Problem ▸ Can you output the material exactly as written, minus any pictures it holds?
──────────
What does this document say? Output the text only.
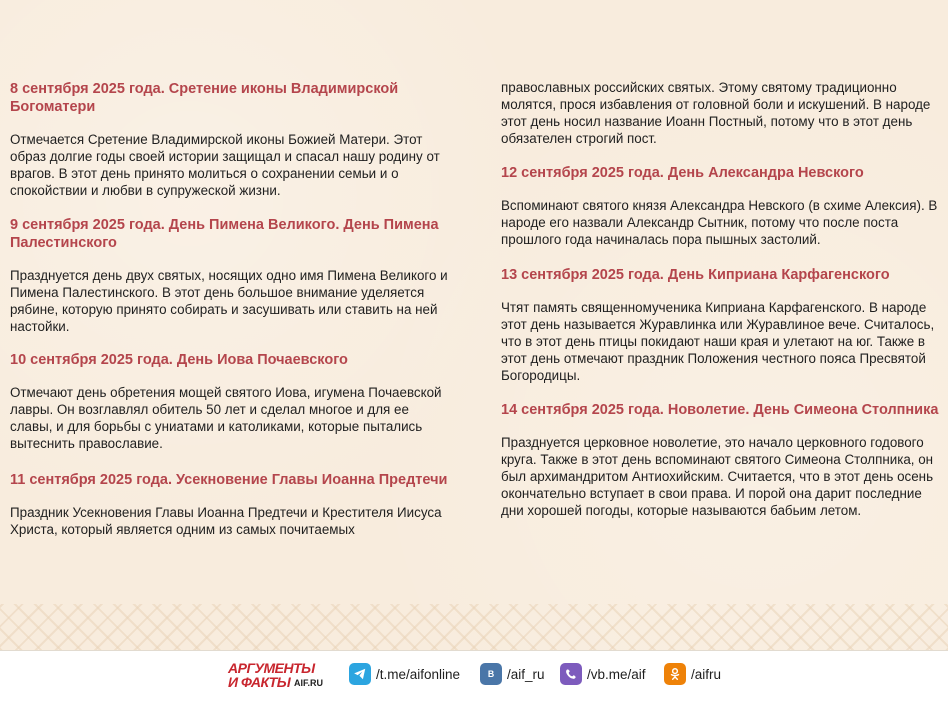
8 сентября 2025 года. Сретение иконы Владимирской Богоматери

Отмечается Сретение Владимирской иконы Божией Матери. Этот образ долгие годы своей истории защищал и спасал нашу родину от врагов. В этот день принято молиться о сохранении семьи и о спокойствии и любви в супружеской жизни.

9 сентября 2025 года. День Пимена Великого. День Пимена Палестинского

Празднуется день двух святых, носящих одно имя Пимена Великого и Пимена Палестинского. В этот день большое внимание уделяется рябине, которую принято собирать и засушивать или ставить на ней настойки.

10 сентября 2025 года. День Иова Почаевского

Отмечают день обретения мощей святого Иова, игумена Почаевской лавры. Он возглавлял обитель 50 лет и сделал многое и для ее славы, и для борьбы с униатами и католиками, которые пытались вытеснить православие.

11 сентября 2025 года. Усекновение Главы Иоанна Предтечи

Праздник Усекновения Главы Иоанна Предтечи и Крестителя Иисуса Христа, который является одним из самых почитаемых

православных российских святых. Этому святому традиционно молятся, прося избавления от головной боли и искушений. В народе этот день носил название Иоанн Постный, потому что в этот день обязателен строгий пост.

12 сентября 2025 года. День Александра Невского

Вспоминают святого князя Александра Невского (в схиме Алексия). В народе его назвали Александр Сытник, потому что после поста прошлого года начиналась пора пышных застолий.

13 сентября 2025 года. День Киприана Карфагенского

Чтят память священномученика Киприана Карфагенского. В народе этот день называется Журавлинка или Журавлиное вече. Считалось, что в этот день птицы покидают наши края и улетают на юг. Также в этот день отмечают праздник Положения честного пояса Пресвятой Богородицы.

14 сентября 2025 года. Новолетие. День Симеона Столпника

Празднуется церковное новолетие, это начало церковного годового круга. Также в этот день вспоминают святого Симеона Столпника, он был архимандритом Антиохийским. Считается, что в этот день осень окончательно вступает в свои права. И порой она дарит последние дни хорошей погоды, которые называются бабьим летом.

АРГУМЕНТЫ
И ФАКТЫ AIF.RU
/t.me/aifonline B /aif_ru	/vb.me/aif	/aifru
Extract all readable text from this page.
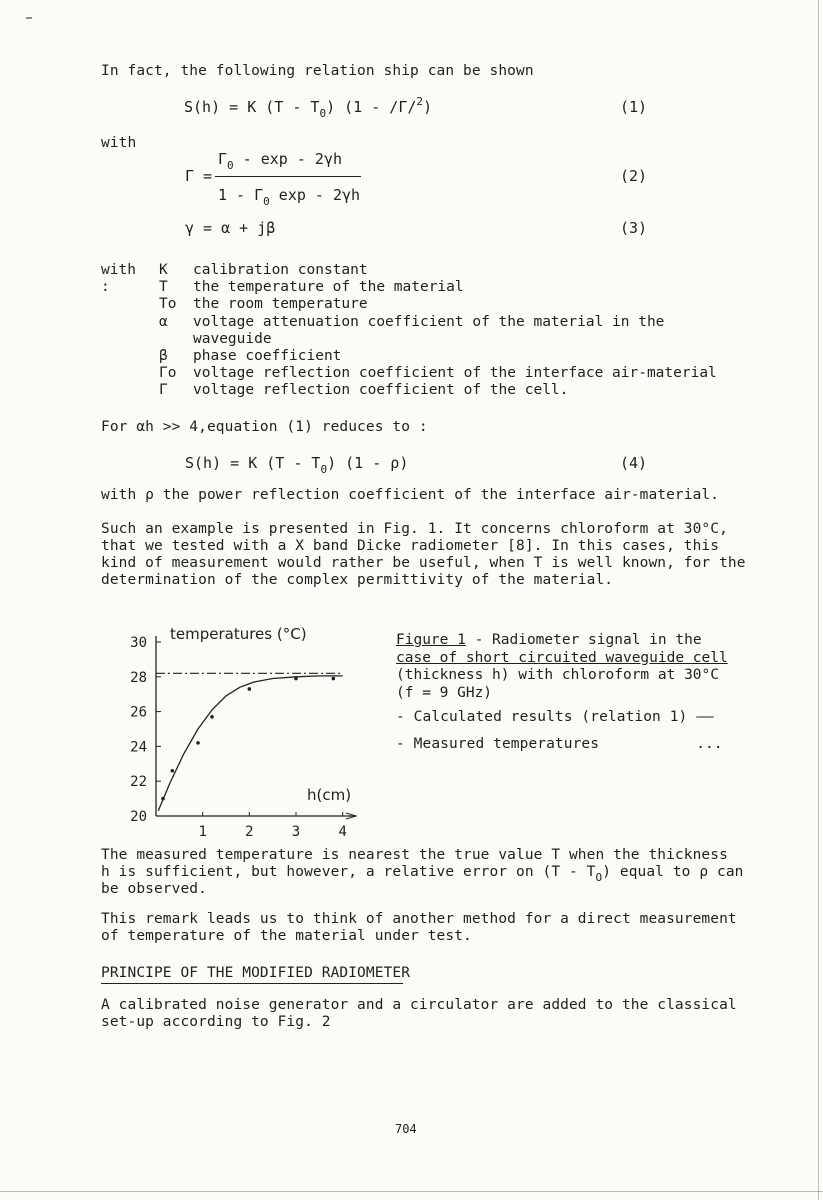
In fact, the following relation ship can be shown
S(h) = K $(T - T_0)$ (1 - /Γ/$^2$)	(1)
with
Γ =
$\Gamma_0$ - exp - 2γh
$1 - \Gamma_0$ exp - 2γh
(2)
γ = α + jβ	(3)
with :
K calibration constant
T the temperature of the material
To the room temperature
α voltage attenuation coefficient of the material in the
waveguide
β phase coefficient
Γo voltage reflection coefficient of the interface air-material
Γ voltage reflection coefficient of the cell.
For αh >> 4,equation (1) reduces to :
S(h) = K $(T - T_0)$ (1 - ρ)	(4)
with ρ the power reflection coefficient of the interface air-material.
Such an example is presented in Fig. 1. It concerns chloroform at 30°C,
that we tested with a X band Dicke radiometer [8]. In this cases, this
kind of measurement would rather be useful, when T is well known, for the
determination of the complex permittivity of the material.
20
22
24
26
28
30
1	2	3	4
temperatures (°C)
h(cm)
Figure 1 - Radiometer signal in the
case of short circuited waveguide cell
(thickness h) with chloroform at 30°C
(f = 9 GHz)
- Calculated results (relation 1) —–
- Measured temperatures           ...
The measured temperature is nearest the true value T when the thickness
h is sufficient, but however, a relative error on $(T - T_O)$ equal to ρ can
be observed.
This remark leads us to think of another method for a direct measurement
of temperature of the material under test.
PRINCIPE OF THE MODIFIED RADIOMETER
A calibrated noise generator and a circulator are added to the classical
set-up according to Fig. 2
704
──────────
Task answer ▸
What does this document say? Output the text only.
8 сентября 2025 года. Сретение иконы Владимирской Богоматери

Отмечается Сретение Владимирской иконы Божией Матери. Этот образ долгие годы своей истории защищал и спасал нашу родину от врагов. В этот день принято молиться о сохранении семьи и о спокойствии и любви в супружеской жизни.

9 сентября 2025 года. День Пимена Великого. День Пимена Палестинского

Празднуется день двух святых, носящих одно имя Пимена Великого и Пимена Палестинского. В этот день большое внимание уделяется рябине, которую принято собирать и засушивать или ставить на ней настойки.

10 сентября 2025 года. День Иова Почаевского

Отмечают день обретения мощей святого Иова, игумена Почаевской лавры. Он возглавлял обитель 50 лет и сделал многое и для ее славы, и для борьбы с униатами и католиками, которые пытались вытеснить православие.

11 сентября 2025 года. Усекновение Главы Иоанна Предтечи

Праздник Усекновения Главы Иоанна Предтечи и Крестителя Иисуса Христа, который является одним из самых почитаемых

православных российских святых. Этому святому традиционно молятся, прося избавления от головной боли и искушений. В народе этот день носил название Иоанн Постный, потому что в этот день обязателен строгий пост.

12 сентября 2025 года. День Александра Невского

Вспоминают святого князя Александра Невского (в схиме Алексия). В народе его назвали Александр Сытник, потому что после поста прошлого года начиналась пора пышных застолий.

13 сентября 2025 года. День Киприана Карфагенского

Чтят память священномученика Киприана Карфагенского. В народе этот день называется Журавлинка или Журавлиное вече. Считалось, что в этот день птицы покидают наши края и улетают на юг. Также в этот день отмечают праздник Положения честного пояса Пресвятой Богородицы.

14 сентября 2025 года. Новолетие. День Симеона Столпника

Празднуется церковное новолетие, это начало церковного годового круга. Также в этот день вспоминают святого Симеона Столпника, он был архимандритом Антиохийским. Считается, что в этот день осень окончательно вступает в свои права. И порой она дарит последние дни хорошей погоды, которые называются бабьим летом.

АРГУМЕНТЫ
И ФАКТЫ AIF.RU
/t.me/aifonline B /aif_ru	/vb.me/aif	/aifru
Extract all readable text from this page.
In fact, the following relation ship can be shown
S(h) = K $(T - T_0)$ (1 - /Γ/$^2$)	(1)
with
Γ =
$\Gamma_0$ - exp - 2γh
$1 - \Gamma_0$ exp - 2γh
(2)
γ = α + jβ	(3)
with :
K calibration constant
T the temperature of the material
To the room temperature
α voltage attenuation coefficient of the material in the
waveguide
β phase coefficient
Γo voltage reflection coefficient of the interface air-material
Γ voltage reflection coefficient of the cell.
For αh >> 4,equation (1) reduces to :
S(h) = K $(T - T_0)$ (1 - ρ)	(4)
with ρ the power reflection coefficient of the interface air-material.
Such an example is presented in Fig. 1. It concerns chloroform at 30°C,
that we tested with a X band Dicke radiometer [8]. In this cases, this
kind of measurement would rather be useful, when T is well known, for the
determination of the complex permittivity of the material.
20
22
24
26
28
30
1	2	3	4
temperatures (°C)
h(cm)
Figure 1 - Radiometer signal in the
case of short circuited waveguide cell
(thickness h) with chloroform at 30°C
(f = 9 GHz)
- Calculated results (relation 1) —–
- Measured temperatures           ...
The measured temperature is nearest the true value T when the thickness
h is sufficient, but however, a relative error on $(T - T_O)$ equal to ρ can
be observed.
This remark leads us to think of another method for a direct measurement
of temperature of the material under test.
PRINCIPE OF THE MODIFIED RADIOMETER
A calibrated noise generator and a circulator are added to the classical
set-up according to Fig. 2
704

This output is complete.